EXERCISE
Keep only those lines of the records that include the string "name".

Raw records
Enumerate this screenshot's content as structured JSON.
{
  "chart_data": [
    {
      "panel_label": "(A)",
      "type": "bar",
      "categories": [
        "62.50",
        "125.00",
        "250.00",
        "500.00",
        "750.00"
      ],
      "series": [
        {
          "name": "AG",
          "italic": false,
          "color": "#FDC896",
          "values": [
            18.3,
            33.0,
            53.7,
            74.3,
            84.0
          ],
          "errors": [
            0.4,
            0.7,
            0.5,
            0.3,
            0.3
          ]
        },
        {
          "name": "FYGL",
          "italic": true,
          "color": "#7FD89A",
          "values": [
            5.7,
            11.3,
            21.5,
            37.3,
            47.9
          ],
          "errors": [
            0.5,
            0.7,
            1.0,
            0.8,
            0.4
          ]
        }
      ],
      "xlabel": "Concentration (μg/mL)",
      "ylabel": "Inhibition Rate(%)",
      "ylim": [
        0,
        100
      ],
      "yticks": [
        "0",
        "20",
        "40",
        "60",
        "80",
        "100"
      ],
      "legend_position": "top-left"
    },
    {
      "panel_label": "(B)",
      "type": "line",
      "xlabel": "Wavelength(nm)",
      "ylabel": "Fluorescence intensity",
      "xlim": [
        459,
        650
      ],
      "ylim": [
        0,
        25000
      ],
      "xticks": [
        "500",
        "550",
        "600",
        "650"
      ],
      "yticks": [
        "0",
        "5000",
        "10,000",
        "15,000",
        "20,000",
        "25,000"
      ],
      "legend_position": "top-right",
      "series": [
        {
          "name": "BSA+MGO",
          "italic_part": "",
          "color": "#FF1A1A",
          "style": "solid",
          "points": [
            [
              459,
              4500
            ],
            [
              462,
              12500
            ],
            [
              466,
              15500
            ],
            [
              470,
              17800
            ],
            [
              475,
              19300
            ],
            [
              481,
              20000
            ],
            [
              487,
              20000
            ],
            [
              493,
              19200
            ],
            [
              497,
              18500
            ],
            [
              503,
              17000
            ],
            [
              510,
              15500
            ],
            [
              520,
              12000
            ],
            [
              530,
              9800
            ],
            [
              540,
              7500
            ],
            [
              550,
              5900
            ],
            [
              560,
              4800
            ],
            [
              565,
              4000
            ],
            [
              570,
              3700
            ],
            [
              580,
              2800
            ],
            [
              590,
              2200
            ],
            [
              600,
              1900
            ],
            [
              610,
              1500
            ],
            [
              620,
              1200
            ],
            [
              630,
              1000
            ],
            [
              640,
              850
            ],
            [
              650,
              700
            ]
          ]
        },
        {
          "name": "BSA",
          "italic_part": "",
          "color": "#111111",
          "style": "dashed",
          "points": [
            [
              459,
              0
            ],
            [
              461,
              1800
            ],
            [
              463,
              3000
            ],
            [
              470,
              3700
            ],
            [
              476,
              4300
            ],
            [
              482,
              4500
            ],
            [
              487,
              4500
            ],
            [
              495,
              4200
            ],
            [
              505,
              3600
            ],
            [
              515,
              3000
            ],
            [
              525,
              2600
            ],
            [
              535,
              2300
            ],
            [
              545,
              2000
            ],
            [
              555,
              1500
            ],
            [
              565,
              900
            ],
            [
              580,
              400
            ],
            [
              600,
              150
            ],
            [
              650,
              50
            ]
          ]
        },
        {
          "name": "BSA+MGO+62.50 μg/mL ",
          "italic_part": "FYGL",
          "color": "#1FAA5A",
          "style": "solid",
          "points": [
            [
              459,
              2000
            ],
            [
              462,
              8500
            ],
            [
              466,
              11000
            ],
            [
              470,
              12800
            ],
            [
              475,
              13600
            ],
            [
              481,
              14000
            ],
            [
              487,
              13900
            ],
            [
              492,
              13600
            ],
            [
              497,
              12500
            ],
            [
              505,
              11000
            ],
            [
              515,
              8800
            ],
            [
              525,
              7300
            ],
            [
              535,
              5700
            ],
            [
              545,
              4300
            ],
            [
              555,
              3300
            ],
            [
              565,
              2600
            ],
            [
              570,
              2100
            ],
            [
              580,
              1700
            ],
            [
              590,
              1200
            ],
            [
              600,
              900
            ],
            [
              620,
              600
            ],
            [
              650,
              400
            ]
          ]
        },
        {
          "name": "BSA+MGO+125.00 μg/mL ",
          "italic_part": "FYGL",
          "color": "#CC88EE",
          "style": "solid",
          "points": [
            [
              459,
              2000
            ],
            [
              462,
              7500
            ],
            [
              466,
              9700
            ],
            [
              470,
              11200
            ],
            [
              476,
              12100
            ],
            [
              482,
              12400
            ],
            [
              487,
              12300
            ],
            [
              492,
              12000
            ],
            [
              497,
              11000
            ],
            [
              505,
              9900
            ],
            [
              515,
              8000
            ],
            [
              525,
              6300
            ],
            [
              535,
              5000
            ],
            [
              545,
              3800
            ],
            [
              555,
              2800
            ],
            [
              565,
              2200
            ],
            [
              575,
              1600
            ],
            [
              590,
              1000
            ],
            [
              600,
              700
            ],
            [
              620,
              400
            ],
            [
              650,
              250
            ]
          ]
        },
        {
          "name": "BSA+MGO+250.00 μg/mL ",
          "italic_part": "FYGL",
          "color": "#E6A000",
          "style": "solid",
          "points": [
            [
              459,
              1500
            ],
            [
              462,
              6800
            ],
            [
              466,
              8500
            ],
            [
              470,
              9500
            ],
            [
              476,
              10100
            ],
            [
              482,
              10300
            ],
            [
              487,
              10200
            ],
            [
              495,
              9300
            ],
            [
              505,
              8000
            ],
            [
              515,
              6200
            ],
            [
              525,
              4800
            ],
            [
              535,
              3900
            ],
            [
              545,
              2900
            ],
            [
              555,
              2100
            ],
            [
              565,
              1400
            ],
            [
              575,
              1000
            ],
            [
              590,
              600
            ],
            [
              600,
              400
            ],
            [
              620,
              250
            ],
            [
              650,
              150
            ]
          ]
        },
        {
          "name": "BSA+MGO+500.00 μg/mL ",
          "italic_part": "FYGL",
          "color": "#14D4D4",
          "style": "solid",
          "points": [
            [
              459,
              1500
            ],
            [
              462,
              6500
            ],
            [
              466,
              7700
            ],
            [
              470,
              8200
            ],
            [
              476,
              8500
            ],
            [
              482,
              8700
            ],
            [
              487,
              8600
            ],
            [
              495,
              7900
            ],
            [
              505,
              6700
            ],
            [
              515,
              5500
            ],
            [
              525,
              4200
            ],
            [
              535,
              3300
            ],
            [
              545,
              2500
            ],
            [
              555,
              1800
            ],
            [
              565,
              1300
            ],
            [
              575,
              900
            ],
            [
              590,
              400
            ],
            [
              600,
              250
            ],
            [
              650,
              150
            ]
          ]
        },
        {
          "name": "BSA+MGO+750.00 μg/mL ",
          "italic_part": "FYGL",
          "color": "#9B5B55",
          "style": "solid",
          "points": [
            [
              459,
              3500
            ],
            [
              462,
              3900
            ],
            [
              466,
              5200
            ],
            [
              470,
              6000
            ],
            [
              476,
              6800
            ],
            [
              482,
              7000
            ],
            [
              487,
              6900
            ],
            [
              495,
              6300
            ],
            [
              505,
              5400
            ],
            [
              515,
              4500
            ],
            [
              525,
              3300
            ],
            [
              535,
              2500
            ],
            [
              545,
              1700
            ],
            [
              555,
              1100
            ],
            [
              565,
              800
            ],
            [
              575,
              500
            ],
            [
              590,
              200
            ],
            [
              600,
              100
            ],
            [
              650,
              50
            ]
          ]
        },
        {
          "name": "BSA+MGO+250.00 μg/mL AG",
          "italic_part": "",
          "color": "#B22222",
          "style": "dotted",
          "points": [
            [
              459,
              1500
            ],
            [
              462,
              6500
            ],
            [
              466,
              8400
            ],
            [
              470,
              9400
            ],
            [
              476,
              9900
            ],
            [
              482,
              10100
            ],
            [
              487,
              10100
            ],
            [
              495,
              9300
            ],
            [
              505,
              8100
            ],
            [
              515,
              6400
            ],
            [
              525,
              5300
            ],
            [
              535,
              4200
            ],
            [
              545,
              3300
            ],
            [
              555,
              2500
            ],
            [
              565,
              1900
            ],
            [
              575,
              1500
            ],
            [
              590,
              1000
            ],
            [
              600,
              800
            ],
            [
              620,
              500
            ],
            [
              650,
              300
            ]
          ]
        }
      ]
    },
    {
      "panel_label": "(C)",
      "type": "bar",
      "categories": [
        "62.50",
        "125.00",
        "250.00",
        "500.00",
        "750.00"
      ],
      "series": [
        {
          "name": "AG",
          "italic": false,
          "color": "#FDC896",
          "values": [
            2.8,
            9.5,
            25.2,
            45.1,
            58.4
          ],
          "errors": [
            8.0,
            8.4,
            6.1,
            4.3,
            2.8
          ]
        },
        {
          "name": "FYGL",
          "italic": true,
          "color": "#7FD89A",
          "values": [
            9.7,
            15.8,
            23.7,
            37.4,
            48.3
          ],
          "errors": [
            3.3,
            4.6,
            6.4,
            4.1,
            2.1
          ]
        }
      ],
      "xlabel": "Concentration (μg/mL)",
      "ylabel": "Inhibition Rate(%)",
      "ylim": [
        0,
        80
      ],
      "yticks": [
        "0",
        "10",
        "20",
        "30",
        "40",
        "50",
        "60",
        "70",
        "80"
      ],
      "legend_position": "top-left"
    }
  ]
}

TASK ANSWER
          "name": "AG",
          "name": "FYGL",
          "name": "BSA+MGO",
          "name": "BSA",
          "name": "BSA+MGO+62.50 μg/mL ",
          "name": "BSA+MGO+125.00 μg/mL ",
          "name": "BSA+MGO+250.00 μg/mL ",
          "name": "BSA+MGO+500.00 μg/mL ",
          "name": "BSA+MGO+750.00 μg/mL ",
          "name": "BSA+MGO+250.00 μg/mL AG",
          "name": "AG",
          "name": "FYGL",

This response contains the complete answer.